Stored records:
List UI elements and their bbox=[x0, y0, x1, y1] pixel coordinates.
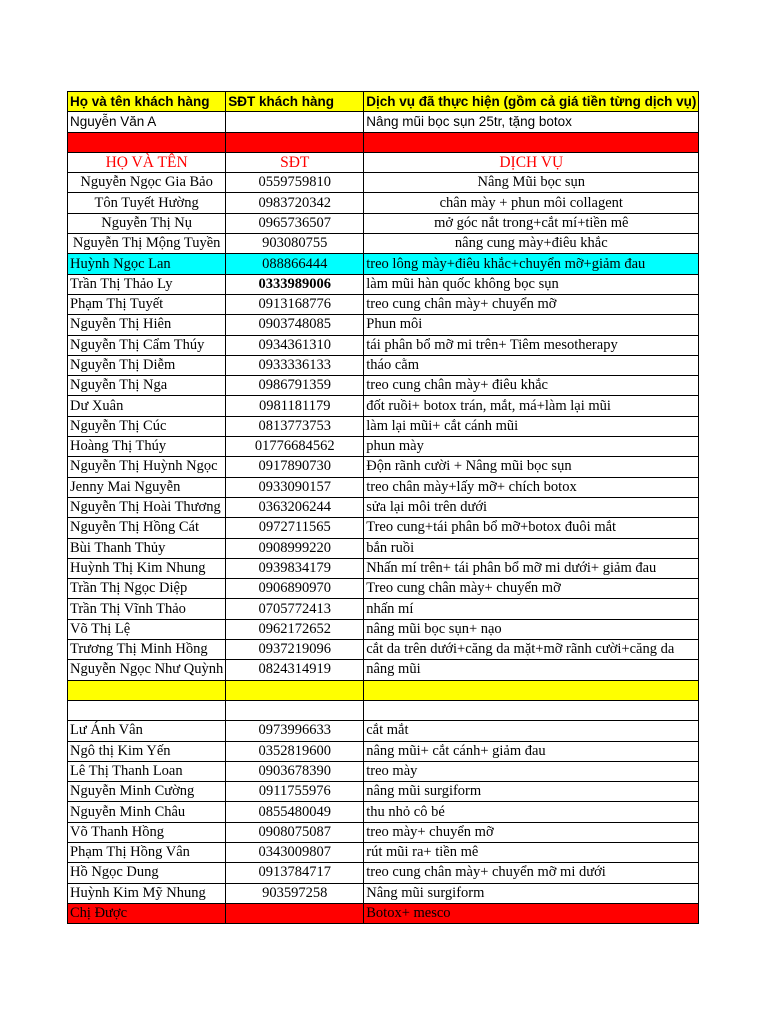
customer-name-cell[interactable]: Huỳnh Ngọc Lan bbox=[68, 254, 226, 274]
header-phone-cell[interactable]: SĐT khách hàng bbox=[226, 92, 364, 112]
customer-service-cell[interactable]: cắt da trên dưới+căng da mặt+mỡ rãnh cười+căng da bbox=[364, 640, 699, 660]
customer-phone-cell[interactable]: 0933336133 bbox=[226, 355, 364, 375]
customer-row bbox=[68, 437, 699, 457]
customer-phone-cell[interactable]: 0934361310 bbox=[226, 335, 364, 355]
customer-phone-cell[interactable]: 0913784717 bbox=[226, 863, 364, 883]
customer-name-cell[interactable]: Phạm Thị Hồng Vân bbox=[68, 842, 226, 862]
empty-cell[interactable] bbox=[226, 700, 364, 720]
empty-cell[interactable] bbox=[68, 680, 226, 700]
customer-phone-cell[interactable]: 0908999220 bbox=[226, 538, 364, 558]
customer-name-cell[interactable]: Võ Thanh Hồng bbox=[68, 822, 226, 842]
customer-phone-cell[interactable]: 0981181179 bbox=[226, 396, 364, 416]
customer-phone-cell[interactable]: 0343009807 bbox=[226, 842, 364, 862]
customer-service-cell[interactable]: nâng mũi bbox=[364, 660, 699, 680]
customer-row bbox=[68, 497, 699, 517]
customer-service-cell[interactable]: nâng cung mày+điêu khắc bbox=[364, 234, 699, 254]
customer-row bbox=[68, 741, 699, 761]
customer-name-cell[interactable]: Nguyễn Thị Nụ bbox=[68, 213, 226, 233]
customer-name-cell[interactable]: Bùi Thanh Thủy bbox=[68, 538, 226, 558]
customer-service-cell[interactable]: treo cung chân mày+ chuyển mỡ bbox=[364, 294, 699, 314]
column-heading-phone[interactable]: SĐT bbox=[226, 152, 364, 172]
customer-service-cell[interactable]: Nâng mũi surgiform bbox=[364, 883, 699, 903]
customer-service-cell[interactable]: đốt ruồi+ botox trán, mắt, má+làm lại mũi bbox=[364, 396, 699, 416]
customer-phone-cell[interactable]: 0906890970 bbox=[226, 579, 364, 599]
customer-service-cell[interactable]: bắn ruồi bbox=[364, 538, 699, 558]
customer-name-cell[interactable]: Nguyễn Thị Hồng Cát bbox=[68, 518, 226, 538]
customer-name-cell[interactable]: Nguyễn Thị Nga bbox=[68, 376, 226, 396]
customer-name-cell[interactable]: Nguyễn Thị Cúc bbox=[68, 416, 226, 436]
customer-service-cell[interactable]: treo mày+ chuyển mỡ bbox=[364, 822, 699, 842]
customer-service-cell[interactable]: sửa lại môi trên dưới bbox=[364, 497, 699, 517]
customer-name-cell[interactable]: Trần Thị Vĩnh Thảo bbox=[68, 599, 226, 619]
customer-row bbox=[68, 274, 699, 294]
customer-row bbox=[68, 335, 699, 355]
customer-phone-cell[interactable]: 0986791359 bbox=[226, 376, 364, 396]
customer-service-cell[interactable]: treo cung chân mày+ điêu khắc bbox=[364, 376, 699, 396]
column-heading-service[interactable]: DỊCH VỤ bbox=[364, 152, 699, 172]
customer-phone-cell[interactable]: 0913168776 bbox=[226, 294, 364, 314]
customer-name-cell[interactable]: Trần Thị Ngọc Diệp bbox=[68, 579, 226, 599]
customer-row bbox=[68, 355, 699, 375]
example-service-cell[interactable]: Nâng mũi bọc sụn 25tr, tặng botox bbox=[364, 112, 699, 132]
customer-name-cell[interactable]: Nguyễn Thị Cẩm Thúy bbox=[68, 335, 226, 355]
customer-phone-cell[interactable] bbox=[226, 903, 364, 923]
customer-spreadsheet bbox=[67, 91, 699, 924]
column-heading-name[interactable]: HỌ VÀ TÊN bbox=[68, 152, 226, 172]
spreadsheet-body bbox=[68, 92, 699, 924]
yellow-separator-row bbox=[68, 680, 699, 700]
customer-row bbox=[68, 802, 699, 822]
customer-service-cell[interactable]: Nâng Mũi bọc sụn bbox=[364, 173, 699, 193]
customer-phone-cell[interactable]: 0933090157 bbox=[226, 477, 364, 497]
customer-row bbox=[68, 416, 699, 436]
customer-row bbox=[68, 234, 699, 254]
customer-phone-cell[interactable]: 903597258 bbox=[226, 883, 364, 903]
customer-phone-cell[interactable]: 0705772413 bbox=[226, 599, 364, 619]
customer-service-cell[interactable]: cắt mắt bbox=[364, 721, 699, 741]
customer-service-cell[interactable]: tái phân bổ mỡ mi trên+ Tiêm mesotherapy bbox=[364, 335, 699, 355]
customer-service-cell[interactable]: nâng mũi surgiform bbox=[364, 782, 699, 802]
customer-service-cell[interactable]: làm mũi hàn quốc không bọc sụn bbox=[364, 274, 699, 294]
customer-service-cell[interactable]: Độn rãnh cười + Nâng mũi bọc sụn bbox=[364, 457, 699, 477]
customer-phone-cell[interactable]: 0939834179 bbox=[226, 558, 364, 578]
customer-phone-cell[interactable]: 0911755976 bbox=[226, 782, 364, 802]
customer-phone-cell[interactable]: 0972711565 bbox=[226, 518, 364, 538]
customer-name-cell[interactable]: Jenny Mai Nguyễn bbox=[68, 477, 226, 497]
customer-name-cell[interactable]: Nguyễn Ngọc Gia Bảo bbox=[68, 173, 226, 193]
customer-row bbox=[68, 842, 699, 862]
customer-service-cell[interactable]: nâng mũi bọc sụn+ nạo bbox=[364, 619, 699, 639]
customer-phone-cell[interactable]: 0965736507 bbox=[226, 213, 364, 233]
customer-name-cell[interactable]: Nguyễn Thị Hoài Thương bbox=[68, 497, 226, 517]
empty-cell[interactable] bbox=[364, 700, 699, 720]
customer-row bbox=[68, 518, 699, 538]
customer-row bbox=[68, 579, 699, 599]
customer-service-cell[interactable]: nâng mũi+ cắt cánh+ giảm đau bbox=[364, 741, 699, 761]
example-phone-cell[interactable] bbox=[226, 112, 364, 132]
customer-phone-cell[interactable]: 0824314919 bbox=[226, 660, 364, 680]
customer-name-cell[interactable]: Nguyễn Minh Cường bbox=[68, 782, 226, 802]
empty-cell[interactable] bbox=[68, 132, 226, 152]
customer-service-cell[interactable]: thu nhỏ cô bé bbox=[364, 802, 699, 822]
customer-name-cell[interactable]: Nguyễn Ngọc Như Quỳnh bbox=[68, 660, 226, 680]
example-row bbox=[68, 112, 699, 132]
customer-phone-cell[interactable]: 0903678390 bbox=[226, 761, 364, 781]
customer-phone-cell[interactable]: 0908075087 bbox=[226, 822, 364, 842]
customer-phone-cell[interactable]: 0333989006 bbox=[226, 274, 364, 294]
empty-cell[interactable] bbox=[364, 680, 699, 700]
customer-service-cell[interactable]: treo lông mày+điêu khắc+chuyển mỡ+giảm đau bbox=[364, 254, 699, 274]
empty-cell[interactable] bbox=[226, 132, 364, 152]
customer-name-cell[interactable]: Nguyễn Thị Mộng Tuyền bbox=[68, 234, 226, 254]
customer-service-cell[interactable]: Botox+ mesco bbox=[364, 903, 699, 923]
customer-phone-cell[interactable]: 0559759810 bbox=[226, 173, 364, 193]
customer-phone-cell[interactable]: 0855480049 bbox=[226, 802, 364, 822]
empty-cell[interactable] bbox=[226, 680, 364, 700]
customer-phone-cell[interactable]: 088866444 bbox=[226, 254, 364, 274]
customer-row bbox=[68, 538, 699, 558]
customer-phone-cell[interactable]: 0352819600 bbox=[226, 741, 364, 761]
customer-phone-cell[interactable]: 0363206244 bbox=[226, 497, 364, 517]
example-name-cell[interactable]: Nguyễn Văn A bbox=[68, 112, 226, 132]
red-separator-row bbox=[68, 132, 699, 152]
header-row bbox=[68, 92, 699, 112]
customer-row bbox=[68, 903, 699, 923]
customer-service-cell[interactable]: treo cung chân mày+ chuyển mỡ mi dưới bbox=[364, 863, 699, 883]
customer-name-cell[interactable]: Chị Được bbox=[68, 903, 226, 923]
customer-name-cell[interactable]: Võ Thị Lệ bbox=[68, 619, 226, 639]
customer-name-cell[interactable]: Nguyễn Minh Châu bbox=[68, 802, 226, 822]
customer-row bbox=[68, 721, 699, 741]
header-service-cell[interactable]: Dịch vụ đã thực hiện (gồm cả giá tiền từng dịch vụ) bbox=[364, 92, 699, 112]
customer-row bbox=[68, 254, 699, 274]
empty-cell[interactable] bbox=[68, 700, 226, 720]
column-heading-row bbox=[68, 152, 699, 172]
customer-row bbox=[68, 761, 699, 781]
customer-name-cell[interactable]: Nguyễn Thị Hiên bbox=[68, 315, 226, 335]
customer-phone-cell[interactable]: 0973996633 bbox=[226, 721, 364, 741]
customer-phone-cell[interactable]: 01776684562 bbox=[226, 437, 364, 457]
customer-service-cell[interactable]: phun mày bbox=[364, 437, 699, 457]
customer-row bbox=[68, 315, 699, 335]
customer-name-cell[interactable]: Phạm Thị Tuyết bbox=[68, 294, 226, 314]
customer-row bbox=[68, 294, 699, 314]
customer-name-cell[interactable]: Trương Thị Minh Hồng bbox=[68, 640, 226, 660]
customer-service-cell[interactable]: rút mũi ra+ tiền mê bbox=[364, 842, 699, 862]
customer-phone-cell[interactable]: 0983720342 bbox=[226, 193, 364, 213]
customer-name-cell[interactable]: Hồ Ngọc Dung bbox=[68, 863, 226, 883]
empty-cell[interactable] bbox=[364, 132, 699, 152]
customer-row bbox=[68, 883, 699, 903]
customer-phone-cell[interactable]: 0813773753 bbox=[226, 416, 364, 436]
customer-name-cell[interactable]: Huỳnh Thị Kim Nhung bbox=[68, 558, 226, 578]
customer-service-cell[interactable]: treo chân mày+lấy mỡ+ chích botox bbox=[364, 477, 699, 497]
customer-service-cell[interactable]: Treo cung chân mày+ chuyển mỡ bbox=[364, 579, 699, 599]
customer-service-cell[interactable]: mở góc nắt trong+cắt mí+tiền mê bbox=[364, 213, 699, 233]
customer-name-cell[interactable]: Nguyễn Thị Diễm bbox=[68, 355, 226, 375]
customer-service-cell[interactable]: Treo cung+tái phân bổ mỡ+botox đuôi mắt bbox=[364, 518, 699, 538]
customer-name-cell[interactable]: Trần Thị Thảo Ly bbox=[68, 274, 226, 294]
customer-row bbox=[68, 477, 699, 497]
customer-phone-cell[interactable]: 903080755 bbox=[226, 234, 364, 254]
customer-phone-cell[interactable]: 0962172652 bbox=[226, 619, 364, 639]
customer-row bbox=[68, 640, 699, 660]
header-name-cell[interactable]: Họ và tên khách hàng bbox=[68, 92, 226, 112]
customer-row bbox=[68, 619, 699, 639]
customer-name-cell[interactable]: Hoàng Thị Thúy bbox=[68, 437, 226, 457]
customer-service-cell[interactable]: Phun môi bbox=[364, 315, 699, 335]
customer-service-cell[interactable]: treo mày bbox=[364, 761, 699, 781]
customer-name-cell[interactable]: Dư Xuân bbox=[68, 396, 226, 416]
customer-name-cell[interactable]: Ngô thị Kim Yến bbox=[68, 741, 226, 761]
customer-name-cell[interactable]: Huỳnh Kim Mỹ Nhung bbox=[68, 883, 226, 903]
customer-service-cell[interactable]: Nhấn mí trên+ tái phân bổ mỡ mi dưới+ giảm đau bbox=[364, 558, 699, 578]
customer-row bbox=[68, 782, 699, 802]
customer-name-cell[interactable]: Lê Thị Thanh Loan bbox=[68, 761, 226, 781]
customer-row bbox=[68, 558, 699, 578]
customer-row bbox=[68, 822, 699, 842]
customer-service-cell[interactable]: chân mày + phun môi collagent bbox=[364, 193, 699, 213]
customer-row bbox=[68, 173, 699, 193]
customer-name-cell[interactable]: Tôn Tuyết Hường bbox=[68, 193, 226, 213]
customer-name-cell[interactable]: Nguyễn Thị Huỳnh Ngọc bbox=[68, 457, 226, 477]
customer-service-cell[interactable]: nhấn mí bbox=[364, 599, 699, 619]
customer-row bbox=[68, 193, 699, 213]
customer-row bbox=[68, 376, 699, 396]
customer-phone-cell[interactable]: 0937219096 bbox=[226, 640, 364, 660]
customer-row bbox=[68, 599, 699, 619]
customer-service-cell[interactable]: làm lại mũi+ cắt cánh mũi bbox=[364, 416, 699, 436]
customer-row bbox=[68, 457, 699, 477]
customer-row bbox=[68, 863, 699, 883]
customer-name-cell[interactable]: Lư Ánh Vân bbox=[68, 721, 226, 741]
customer-phone-cell[interactable]: 0903748085 bbox=[226, 315, 364, 335]
customer-row bbox=[68, 213, 699, 233]
customer-row bbox=[68, 396, 699, 416]
blank-row bbox=[68, 700, 699, 720]
customer-service-cell[interactable]: tháo cằm bbox=[364, 355, 699, 375]
customer-phone-cell[interactable]: 0917890730 bbox=[226, 457, 364, 477]
customer-row bbox=[68, 660, 699, 680]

Objective:
Can you rewrite the lines above as a numbered list, beginning at the line that contains "customer-name-cell[interactable]: Huỳnh Ngọc" and continuing through the line that contains "customer-name-cell[interactable]: Võ Thanh", leaving out any blank lines?

Answer:
1. customer-name-cell[interactable]: Huỳnh Ngọc Lan bbox=[68, 254, 226, 274]
2. header-phone-cell[interactable]: SĐT khách hàng bbox=[226, 92, 364, 112]
3. customer-service-cell[interactable]: cắt da trên dưới+căng da mặt+mỡ rãnh cười+căng da bbox=[364, 640, 699, 660]
4. customer-phone-cell[interactable]: 0933336133 bbox=[226, 355, 364, 375]
5. customer-row bbox=[68, 437, 699, 457]
6. customer-phone-cell[interactable]: 0934361310 bbox=[226, 335, 364, 355]
7. customer-phone-cell[interactable]: 0913784717 bbox=[226, 863, 364, 883]
8. customer-name-cell[interactable]: Phạm Thị Hồng Vân bbox=[68, 842, 226, 862]
9. empty-cell[interactable] bbox=[226, 700, 364, 720]
10. empty-cell[interactable] bbox=[68, 680, 226, 700]
11. customer-phone-cell[interactable]: 0908999220 bbox=[226, 538, 364, 558]
12. customer-name-cell[interactable]: Võ Thanh Hồng bbox=[68, 822, 226, 842]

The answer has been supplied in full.